PROBLEM STATEMENT :: Word for word, set down the records and skip each picture.

DATA EXTRACT ::
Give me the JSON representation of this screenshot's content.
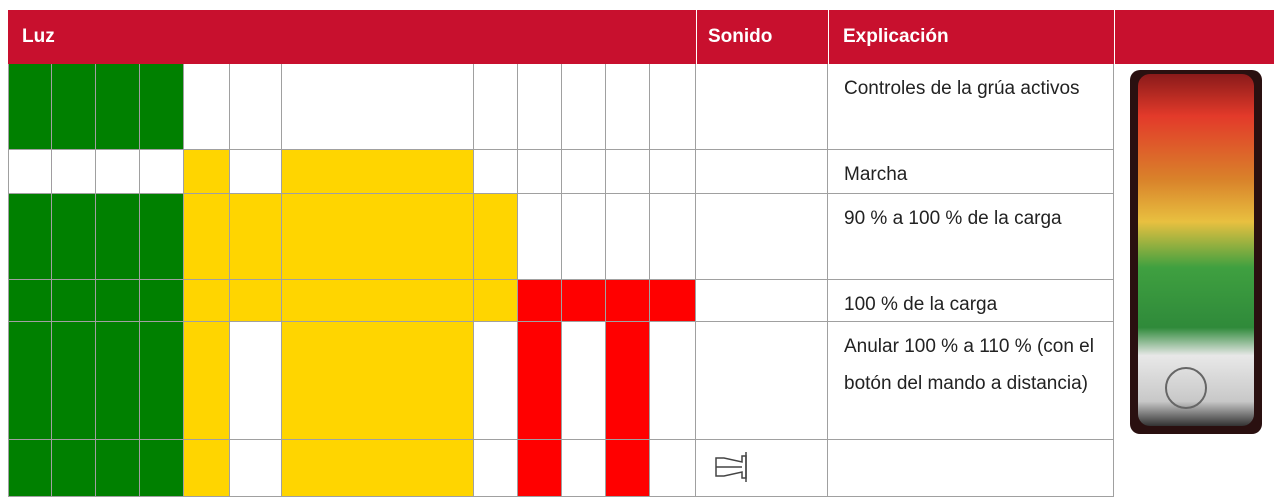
{
  "table": {
    "header": [
      "Luz",
      "Sonido",
      "Explicación"
    ],
    "rows": [
      {
        "lights": [
          "#008000",
          "#008000",
          "#008000",
          "#008000",
          "#ffffff",
          "#ffffff",
          "#ffffff",
          "#ffffff",
          "#ffffff",
          "#ffffff",
          "#ffffff",
          "#ffffff"
        ],
        "explanation": "Controles de la grúa activos"
      },
      {
        "lights": [
          "#ffffff",
          "#ffffff",
          "#ffffff",
          "#ffffff",
          "#ffd500",
          "#ffffff",
          "#ffd500",
          "#ffffff",
          "#ffffff",
          "#ffffff",
          "#ffffff",
          "#ffffff"
        ],
        "explanation": "Marcha"
      },
      {
        "lights": [
          "#008000",
          "#008000",
          "#008000",
          "#008000",
          "#ffd500",
          "#ffd500",
          "#ffd500",
          "#ffd500",
          "#ffffff",
          "#ffffff",
          "#ffffff",
          "#ffffff"
        ],
        "explanation": "90 % a 100 % de la carga"
      },
      {
        "lights": [
          "#008000",
          "#008000",
          "#008000",
          "#008000",
          "#ffd500",
          "#ffd500",
          "#ffd500",
          "#ffd500",
          "#ff0000",
          "#ff0000",
          "#ff0000",
          "#ff0000"
        ],
        "explanation": "100 % de la carga"
      },
      {
        "lights": [
          "#008000",
          "#008000",
          "#008000",
          "#008000",
          "#ffd500",
          "#ffffff",
          "#ffd500",
          "#ffffff",
          "#ff0000",
          "#ffffff",
          "#ff0000",
          "#ffffff"
        ],
        "explanation": "Anular 100 % a 110 % (con el botón del mando a distancia)"
      },
      {
        "lights": [
          "#008000",
          "#008000",
          "#008000",
          "#008000",
          "#ffd500",
          "#ffffff",
          "#ffd500",
          "#ffffff",
          "#ff0000",
          "#ffffff",
          "#ff0000",
          "#ffffff"
        ]
      }
    ]
  }
}
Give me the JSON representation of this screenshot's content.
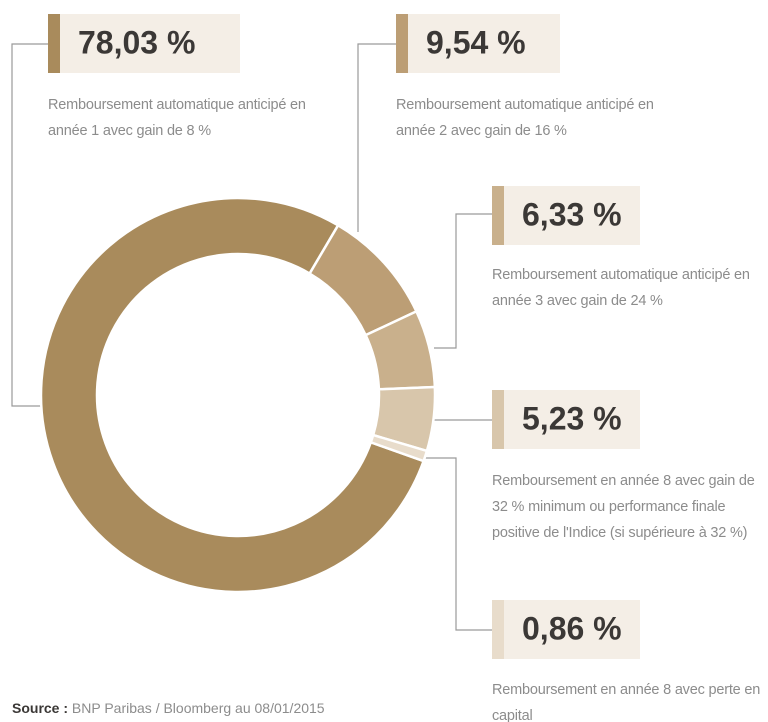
{
  "chart_data": {
    "type": "donut",
    "categories": [
      "Remboursement automatique anticipé en année 1 avec gain de 8 %",
      "Remboursement automatique anticipé en année 2 avec gain de 16 %",
      "Remboursement automatique anticipé en année 3 avec gain de 24 %",
      "Remboursement en année 8 avec gain de 32 % minimum ou performance finale positive de l'Indice (si supérieure à 32 %)",
      "Remboursement en année 8 avec perte en capital"
    ],
    "values": [
      78.03,
      9.54,
      6.33,
      5.23,
      0.86
    ],
    "value_labels": [
      "78,03 %",
      "9,54 %",
      "6,33 %",
      "5,23 %",
      "0,86 %"
    ],
    "colors": [
      "#a98b5c",
      "#bc9e75",
      "#c9b08c",
      "#d8c6ab",
      "#e8dccb"
    ],
    "source_label": "Source :",
    "source": "BNP Paribas / Bloomberg au 08/01/2015"
  }
}
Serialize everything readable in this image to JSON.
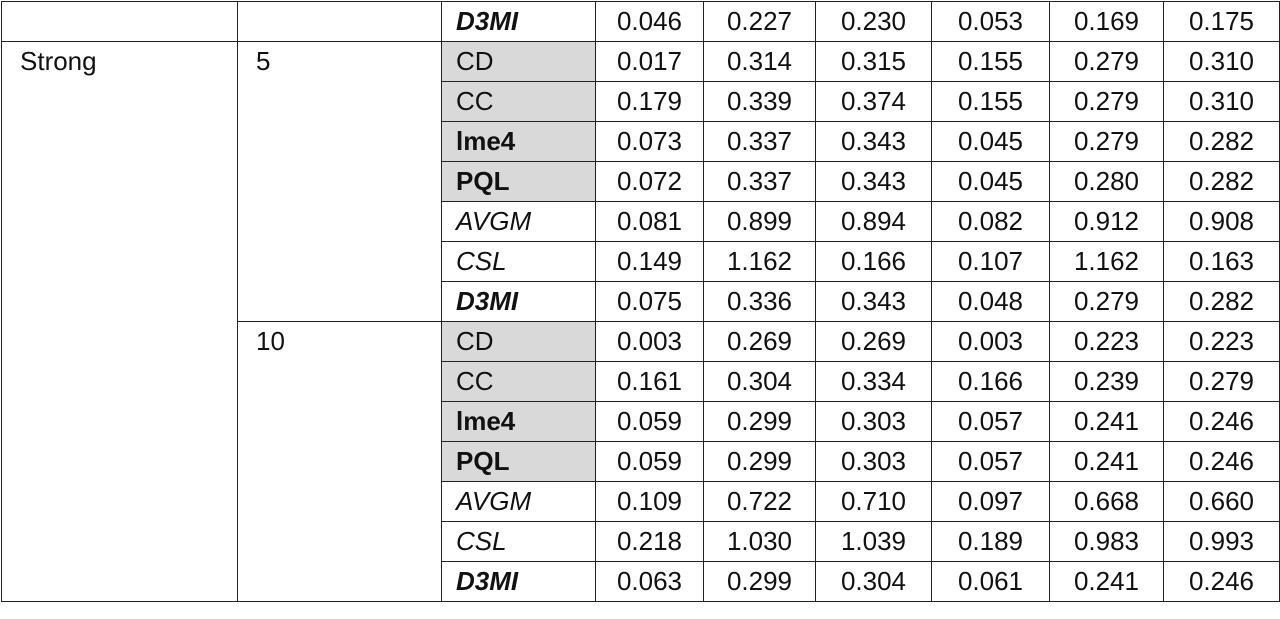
{
  "table": {
    "top_row": {
      "method": "D3MI",
      "values": [
        "0.046",
        "0.227",
        "0.230",
        "0.053",
        "0.169",
        "0.175"
      ]
    },
    "groups": [
      {
        "label": "Strong",
        "subgroups": [
          {
            "label": "5",
            "rows": [
              {
                "method": "CD",
                "values": [
                  "0.017",
                  "0.314",
                  "0.315",
                  "0.155",
                  "0.279",
                  "0.310"
                ]
              },
              {
                "method": "CC",
                "values": [
                  "0.179",
                  "0.339",
                  "0.374",
                  "0.155",
                  "0.279",
                  "0.310"
                ]
              },
              {
                "method": "lme4",
                "values": [
                  "0.073",
                  "0.337",
                  "0.343",
                  "0.045",
                  "0.279",
                  "0.282"
                ]
              },
              {
                "method": "PQL",
                "values": [
                  "0.072",
                  "0.337",
                  "0.343",
                  "0.045",
                  "0.280",
                  "0.282"
                ]
              },
              {
                "method": "AVGM",
                "values": [
                  "0.081",
                  "0.899",
                  "0.894",
                  "0.082",
                  "0.912",
                  "0.908"
                ]
              },
              {
                "method": "CSL",
                "values": [
                  "0.149",
                  "1.162",
                  "0.166",
                  "0.107",
                  "1.162",
                  "0.163"
                ]
              },
              {
                "method": "D3MI",
                "values": [
                  "0.075",
                  "0.336",
                  "0.343",
                  "0.048",
                  "0.279",
                  "0.282"
                ]
              }
            ]
          },
          {
            "label": "10",
            "rows": [
              {
                "method": "CD",
                "values": [
                  "0.003",
                  "0.269",
                  "0.269",
                  "0.003",
                  "0.223",
                  "0.223"
                ]
              },
              {
                "method": "CC",
                "values": [
                  "0.161",
                  "0.304",
                  "0.334",
                  "0.166",
                  "0.239",
                  "0.279"
                ]
              },
              {
                "method": "lme4",
                "values": [
                  "0.059",
                  "0.299",
                  "0.303",
                  "0.057",
                  "0.241",
                  "0.246"
                ]
              },
              {
                "method": "PQL",
                "values": [
                  "0.059",
                  "0.299",
                  "0.303",
                  "0.057",
                  "0.241",
                  "0.246"
                ]
              },
              {
                "method": "AVGM",
                "values": [
                  "0.109",
                  "0.722",
                  "0.710",
                  "0.097",
                  "0.668",
                  "0.660"
                ]
              },
              {
                "method": "CSL",
                "values": [
                  "0.218",
                  "1.030",
                  "1.039",
                  "0.189",
                  "0.983",
                  "0.993"
                ]
              },
              {
                "method": "D3MI",
                "values": [
                  "0.063",
                  "0.299",
                  "0.304",
                  "0.061",
                  "0.241",
                  "0.246"
                ]
              }
            ]
          }
        ]
      }
    ]
  }
}
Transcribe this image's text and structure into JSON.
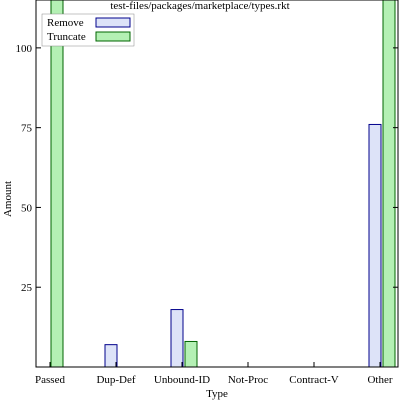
{
  "chart_data": {
    "type": "bar",
    "title": "test-files/packages/marketplace/types.rkt",
    "xlabel": "Type",
    "ylabel": "Amount",
    "categories": [
      "Passed",
      "Dup-Def",
      "Unbound-ID",
      "Not-Proc",
      "Contract-V",
      "Other"
    ],
    "series": [
      {
        "name": "Remove",
        "values": [
          0,
          7,
          18,
          0,
          0,
          76
        ],
        "color": "#dde3f8",
        "stroke": "#00008b"
      },
      {
        "name": "Truncate",
        "values": [
          120,
          0,
          8,
          0,
          0,
          115
        ],
        "color": "#b4f0b4",
        "stroke": "#006400"
      }
    ],
    "ylim": [
      0,
      115
    ],
    "yticks": [
      25,
      50,
      75,
      100
    ],
    "legend": "top-left",
    "grid": false
  }
}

EXPECTED OUTPUT ::
Give me the JSON representation of this screenshot's content.
{
  "table": {
    "header": [
      "Luz",
      "Sonido",
      "Explicación"
    ],
    "rows": [
      {
        "lights": [
          "#008000",
          "#008000",
          "#008000",
          "#008000",
          "#ffffff",
          "#ffffff",
          "#ffffff",
          "#ffffff",
          "#ffffff",
          "#ffffff",
          "#ffffff",
          "#ffffff"
        ],
        "explanation": "Controles de la grúa activos"
      },
      {
        "lights": [
          "#ffffff",
          "#ffffff",
          "#ffffff",
          "#ffffff",
          "#ffd500",
          "#ffffff",
          "#ffd500",
          "#ffffff",
          "#ffffff",
          "#ffffff",
          "#ffffff",
          "#ffffff"
        ],
        "explanation": "Marcha"
      },
      {
        "lights": [
          "#008000",
          "#008000",
          "#008000",
          "#008000",
          "#ffd500",
          "#ffd500",
          "#ffd500",
          "#ffd500",
          "#ffffff",
          "#ffffff",
          "#ffffff",
          "#ffffff"
        ],
        "explanation": "90 % a 100 % de la carga"
      },
      {
        "lights": [
          "#008000",
          "#008000",
          "#008000",
          "#008000",
          "#ffd500",
          "#ffd500",
          "#ffd500",
          "#ffd500",
          "#ff0000",
          "#ff0000",
          "#ff0000",
          "#ff0000"
        ],
        "explanation": "100 % de la carga"
      },
      {
        "lights": [
          "#008000",
          "#008000",
          "#008000",
          "#008000",
          "#ffd500",
          "#ffffff",
          "#ffd500",
          "#ffffff",
          "#ff0000",
          "#ffffff",
          "#ff0000",
          "#ffffff"
        ],
        "explanation": "Anular 100 % a 110 % (con el botón del mando a distancia)"
      },
      {
        "lights": [
          "#008000",
          "#008000",
          "#008000",
          "#008000",
          "#ffd500",
          "#ffffff",
          "#ffd500",
          "#ffffff",
          "#ff0000",
          "#ffffff",
          "#ff0000",
          "#ffffff"
        ]
      }
    ]
  }
}
Give me the JSON representation of this screenshot's content.
{
  "chart_data": {
    "type": "donut",
    "categories": [
      "Remboursement automatique anticipé en année 1 avec gain de 8 %",
      "Remboursement automatique anticipé en année 2 avec gain de 16 %",
      "Remboursement automatique anticipé en année 3 avec gain de 24 %",
      "Remboursement en année 8 avec gain de 32 % minimum ou performance finale positive de l'Indice (si supérieure à 32 %)",
      "Remboursement en année 8 avec perte en capital"
    ],
    "values": [
      78.03,
      9.54,
      6.33,
      5.23,
      0.86
    ],
    "value_labels": [
      "78,03 %",
      "9,54 %",
      "6,33 %",
      "5,23 %",
      "0,86 %"
    ],
    "colors": [
      "#a98b5c",
      "#bc9e75",
      "#c9b08c",
      "#d8c6ab",
      "#e8dccb"
    ],
    "source_label": "Source :",
    "source": "BNP Paribas / Bloomberg au 08/01/2015"
  }
}
Serialize everything readable in this image to JSON.
{
  "table": {
    "top_row": {
      "method": "D3MI",
      "values": [
        "0.046",
        "0.227",
        "0.230",
        "0.053",
        "0.169",
        "0.175"
      ]
    },
    "groups": [
      {
        "label": "Strong",
        "subgroups": [
          {
            "label": "5",
            "rows": [
              {
                "method": "CD",
                "values": [
                  "0.017",
                  "0.314",
                  "0.315",
                  "0.155",
                  "0.279",
                  "0.310"
                ]
              },
              {
                "method": "CC",
                "values": [
                  "0.179",
                  "0.339",
                  "0.374",
                  "0.155",
                  "0.279",
                  "0.310"
                ]
              },
              {
                "method": "lme4",
                "values": [
                  "0.073",
                  "0.337",
                  "0.343",
                  "0.045",
                  "0.279",
                  "0.282"
                ]
              },
              {
                "method": "PQL",
                "values": [
                  "0.072",
                  "0.337",
                  "0.343",
                  "0.045",
                  "0.280",
                  "0.282"
                ]
              },
              {
                "method": "AVGM",
                "values": [
                  "0.081",
                  "0.899",
                  "0.894",
                  "0.082",
                  "0.912",
                  "0.908"
                ]
              },
              {
                "method": "CSL",
                "values": [
                  "0.149",
                  "1.162",
                  "0.166",
                  "0.107",
                  "1.162",
                  "0.163"
                ]
              },
              {
                "method": "D3MI",
                "values": [
                  "0.075",
                  "0.336",
                  "0.343",
                  "0.048",
                  "0.279",
                  "0.282"
                ]
              }
            ]
          },
          {
            "label": "10",
            "rows": [
              {
                "method": "CD",
                "values": [
                  "0.003",
                  "0.269",
                  "0.269",
                  "0.003",
                  "0.223",
                  "0.223"
                ]
              },
              {
                "method": "CC",
                "values": [
                  "0.161",
                  "0.304",
                  "0.334",
                  "0.166",
                  "0.239",
                  "0.279"
                ]
              },
              {
                "method": "lme4",
                "values": [
                  "0.059",
                  "0.299",
                  "0.303",
                  "0.057",
                  "0.241",
                  "0.246"
                ]
              },
              {
                "method": "PQL",
                "values": [
                  "0.059",
                  "0.299",
                  "0.303",
                  "0.057",
                  "0.241",
                  "0.246"
                ]
              },
              {
                "method": "AVGM",
                "values": [
                  "0.109",
                  "0.722",
                  "0.710",
                  "0.097",
                  "0.668",
                  "0.660"
                ]
              },
              {
                "method": "CSL",
                "values": [
                  "0.218",
                  "1.030",
                  "1.039",
                  "0.189",
                  "0.983",
                  "0.993"
                ]
              },
              {
                "method": "D3MI",
                "values": [
                  "0.063",
                  "0.299",
                  "0.304",
                  "0.061",
                  "0.241",
                  "0.246"
                ]
              }
            ]
          }
        ]
      }
    ]
  }
}
Transcribe this image's text and structure into JSON.
{
  "chart_data": {
    "type": "bar",
    "title": "test-files/packages/marketplace/types.rkt",
    "xlabel": "Type",
    "ylabel": "Amount",
    "categories": [
      "Passed",
      "Dup-Def",
      "Unbound-ID",
      "Not-Proc",
      "Contract-V",
      "Other"
    ],
    "series": [
      {
        "name": "Remove",
        "values": [
          0,
          7,
          18,
          0,
          0,
          76
        ],
        "color": "#dde3f8",
        "stroke": "#00008b"
      },
      {
        "name": "Truncate",
        "values": [
          120,
          0,
          8,
          0,
          0,
          115
        ],
        "color": "#b4f0b4",
        "stroke": "#006400"
      }
    ],
    "ylim": [
      0,
      115
    ],
    "yticks": [
      25,
      50,
      75,
      100
    ],
    "legend": "top-left",
    "grid": false
  }
}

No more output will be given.